■ **TASK INPUT**:
· · · · · · ·

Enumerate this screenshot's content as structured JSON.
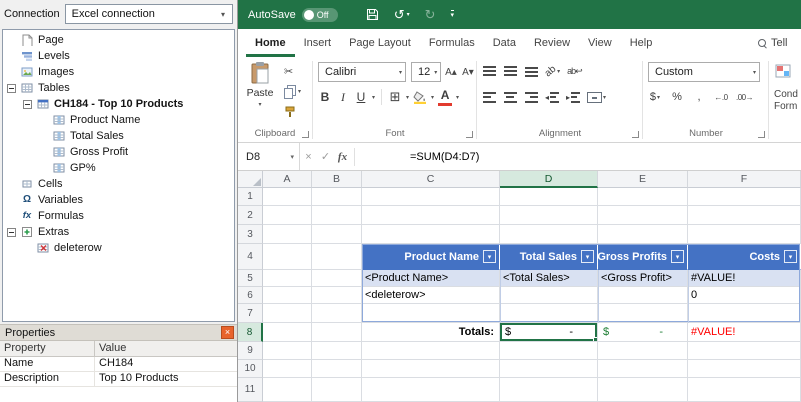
{
  "colors": {
    "excel_green": "#217346",
    "table_header_blue": "#4472C4",
    "banded_row_blue": "#D9E1F2",
    "selection_green": "#217346",
    "error_red": "#FF0000",
    "totals_green": "#1E7E34"
  },
  "icons": {
    "dropdown": "▾",
    "close": "×",
    "cancel": "×",
    "enter": "✓",
    "fx": "fx",
    "scissors": "✂",
    "bold": "B",
    "italic": "I",
    "underline": "U",
    "borders": "⊞",
    "font_color": "A",
    "grow_font": "A▴",
    "shrink_font": "A▾",
    "dollar": "$",
    "percent": "%",
    "comma": ",",
    "increase_decimal": "←.0",
    "decrease_decimal": ".00→",
    "undo": "↺",
    "redo": "↻",
    "orientation": "ab",
    "wrap_text": "ab↩",
    "indent_left": "◂",
    "indent_right": "▸"
  },
  "left_panel": {
    "connection_label": "Connection",
    "connection_value": "Excel connection",
    "tree": {
      "items": [
        {
          "label": "Page",
          "level": 1,
          "icon": "page-icon"
        },
        {
          "label": "Levels",
          "level": 1,
          "icon": "levels-icon"
        },
        {
          "label": "Images",
          "level": 1,
          "icon": "images-icon"
        },
        {
          "label": "Tables",
          "level": 1,
          "icon": "tables-icon",
          "expanded": true
        },
        {
          "label": "CH184 - Top 10 Products",
          "level": 2,
          "icon": "table-icon",
          "expanded": true,
          "bold": true
        },
        {
          "label": "Product Name",
          "level": 3,
          "icon": "column-icon"
        },
        {
          "label": "Total Sales",
          "level": 3,
          "icon": "column-icon"
        },
        {
          "label": "Gross Profit",
          "level": 3,
          "icon": "column-icon"
        },
        {
          "label": "GP%",
          "level": 3,
          "icon": "column-icon"
        },
        {
          "label": "Cells",
          "level": 1,
          "icon": "cells-icon"
        },
        {
          "label": "Variables",
          "level": 1,
          "icon": "omega-icon"
        },
        {
          "label": "Formulas",
          "level": 1,
          "icon": "fx-icon"
        },
        {
          "label": "Extras",
          "level": 1,
          "icon": "extras-icon",
          "expanded": true
        },
        {
          "label": "deleterow",
          "level": 2,
          "icon": "deleterow-icon"
        }
      ]
    },
    "properties": {
      "title": "Properties",
      "columns": [
        "Property",
        "Value"
      ],
      "rows": [
        [
          "Name",
          "CH184"
        ],
        [
          "Description",
          "Top 10 Products"
        ]
      ]
    }
  },
  "excel": {
    "titlebar": {
      "autosave_label": "AutoSave",
      "autosave_state": "Off"
    },
    "ribbon_tabs": [
      "Home",
      "Insert",
      "Page Layout",
      "Formulas",
      "Data",
      "Review",
      "View",
      "Help"
    ],
    "active_tab": "Home",
    "tell_me": "Tell",
    "groups": {
      "clipboard": {
        "label": "Clipboard",
        "paste": "Paste"
      },
      "font": {
        "label": "Font",
        "font_name": "Calibri",
        "font_size": "12"
      },
      "alignment": {
        "label": "Alignment"
      },
      "number": {
        "label": "Number",
        "format": "Custom"
      },
      "styles": {
        "line1": "Cond",
        "line2": "Form"
      }
    },
    "formula_bar": {
      "name_box": "D8",
      "formula": "=SUM(D4:D7)"
    },
    "grid": {
      "columns": [
        "A",
        "B",
        "C",
        "D",
        "E",
        "F"
      ],
      "rows": [
        "1",
        "2",
        "3",
        "4",
        "5",
        "6",
        "7",
        "8",
        "9",
        "10",
        "11"
      ],
      "selected_cell": "D8",
      "cells": {
        "C4": {
          "text": "Product Name",
          "cls": "th-blue",
          "filter": true
        },
        "D4": {
          "text": "Total Sales",
          "cls": "th-blue",
          "filter": true
        },
        "E4": {
          "text": "Gross Profits",
          "cls": "th-blue",
          "filter": true
        },
        "F4": {
          "text": "Costs",
          "cls": "th-blue",
          "filter": true
        },
        "C5": {
          "text": "<Product Name>",
          "cls": "band"
        },
        "D5": {
          "text": "<Total Sales>",
          "cls": "band"
        },
        "E5": {
          "text": "<Gross Profit>",
          "cls": "band"
        },
        "F5": {
          "text": "#VALUE!",
          "cls": "band"
        },
        "C6": {
          "text": "<deleterow>",
          "cls": ""
        },
        "F6": {
          "text": "0",
          "cls": ""
        },
        "C8": {
          "text": "Totals:",
          "cls": "totals"
        },
        "D8": {
          "cur": "$",
          "val": "-",
          "cls": "acct sel-cell"
        },
        "E8": {
          "cur": "$",
          "val": "-",
          "cls": "acct green-val"
        },
        "F8": {
          "text": "#VALUE!",
          "cls": "error"
        }
      }
    }
  }
}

· · · · · · ·

■ **SHORT TASK**: Repeat the data exactly, dropping every picture it holds.

■ **REPLY**:
Enumerate this screenshot's content as structured JSON.
{
  "colors": {
    "excel_green": "#217346",
    "table_header_blue": "#4472C4",
    "banded_row_blue": "#D9E1F2",
    "selection_green": "#217346",
    "error_red": "#FF0000",
    "totals_green": "#1E7E34"
  },
  "icons": {
    "dropdown": "▾",
    "close": "×",
    "cancel": "×",
    "enter": "✓",
    "fx": "fx",
    "scissors": "✂",
    "bold": "B",
    "italic": "I",
    "underline": "U",
    "borders": "⊞",
    "font_color": "A",
    "grow_font": "A▴",
    "shrink_font": "A▾",
    "dollar": "$",
    "percent": "%",
    "comma": ",",
    "increase_decimal": "←.0",
    "decrease_decimal": ".00→",
    "undo": "↺",
    "redo": "↻",
    "orientation": "ab",
    "wrap_text": "ab↩",
    "indent_left": "◂",
    "indent_right": "▸"
  },
  "left_panel": {
    "connection_label": "Connection",
    "connection_value": "Excel connection",
    "tree": {
      "items": [
        {
          "label": "Page",
          "level": 1,
          "icon": "page-icon"
        },
        {
          "label": "Levels",
          "level": 1,
          "icon": "levels-icon"
        },
        {
          "label": "Images",
          "level": 1,
          "icon": "images-icon"
        },
        {
          "label": "Tables",
          "level": 1,
          "icon": "tables-icon",
          "expanded": true
        },
        {
          "label": "CH184 - Top 10 Products",
          "level": 2,
          "icon": "table-icon",
          "expanded": true,
          "bold": true
        },
        {
          "label": "Product Name",
          "level": 3,
          "icon": "column-icon"
        },
        {
          "label": "Total Sales",
          "level": 3,
          "icon": "column-icon"
        },
        {
          "label": "Gross Profit",
          "level": 3,
          "icon": "column-icon"
        },
        {
          "label": "GP%",
          "level": 3,
          "icon": "column-icon"
        },
        {
          "label": "Cells",
          "level": 1,
          "icon": "cells-icon"
        },
        {
          "label": "Variables",
          "level": 1,
          "icon": "omega-icon"
        },
        {
          "label": "Formulas",
          "level": 1,
          "icon": "fx-icon"
        },
        {
          "label": "Extras",
          "level": 1,
          "icon": "extras-icon",
          "expanded": true
        },
        {
          "label": "deleterow",
          "level": 2,
          "icon": "deleterow-icon"
        }
      ]
    },
    "properties": {
      "title": "Properties",
      "columns": [
        "Property",
        "Value"
      ],
      "rows": [
        [
          "Name",
          "CH184"
        ],
        [
          "Description",
          "Top 10 Products"
        ]
      ]
    }
  },
  "excel": {
    "titlebar": {
      "autosave_label": "AutoSave",
      "autosave_state": "Off"
    },
    "ribbon_tabs": [
      "Home",
      "Insert",
      "Page Layout",
      "Formulas",
      "Data",
      "Review",
      "View",
      "Help"
    ],
    "active_tab": "Home",
    "tell_me": "Tell",
    "groups": {
      "clipboard": {
        "label": "Clipboard",
        "paste": "Paste"
      },
      "font": {
        "label": "Font",
        "font_name": "Calibri",
        "font_size": "12"
      },
      "alignment": {
        "label": "Alignment"
      },
      "number": {
        "label": "Number",
        "format": "Custom"
      },
      "styles": {
        "line1": "Cond",
        "line2": "Form"
      }
    },
    "formula_bar": {
      "name_box": "D8",
      "formula": "=SUM(D4:D7)"
    },
    "grid": {
      "columns": [
        "A",
        "B",
        "C",
        "D",
        "E",
        "F"
      ],
      "rows": [
        "1",
        "2",
        "3",
        "4",
        "5",
        "6",
        "7",
        "8",
        "9",
        "10",
        "11"
      ],
      "selected_cell": "D8",
      "cells": {
        "C4": {
          "text": "Product Name",
          "cls": "th-blue",
          "filter": true
        },
        "D4": {
          "text": "Total Sales",
          "cls": "th-blue",
          "filter": true
        },
        "E4": {
          "text": "Gross Profits",
          "cls": "th-blue",
          "filter": true
        },
        "F4": {
          "text": "Costs",
          "cls": "th-blue",
          "filter": true
        },
        "C5": {
          "text": "<Product Name>",
          "cls": "band"
        },
        "D5": {
          "text": "<Total Sales>",
          "cls": "band"
        },
        "E5": {
          "text": "<Gross Profit>",
          "cls": "band"
        },
        "F5": {
          "text": "#VALUE!",
          "cls": "band"
        },
        "C6": {
          "text": "<deleterow>",
          "cls": ""
        },
        "F6": {
          "text": "0",
          "cls": ""
        },
        "C8": {
          "text": "Totals:",
          "cls": "totals"
        },
        "D8": {
          "cur": "$",
          "val": "-",
          "cls": "acct sel-cell"
        },
        "E8": {
          "cur": "$",
          "val": "-",
          "cls": "acct green-val"
        },
        "F8": {
          "text": "#VALUE!",
          "cls": "error"
        }
      }
    }
  }
}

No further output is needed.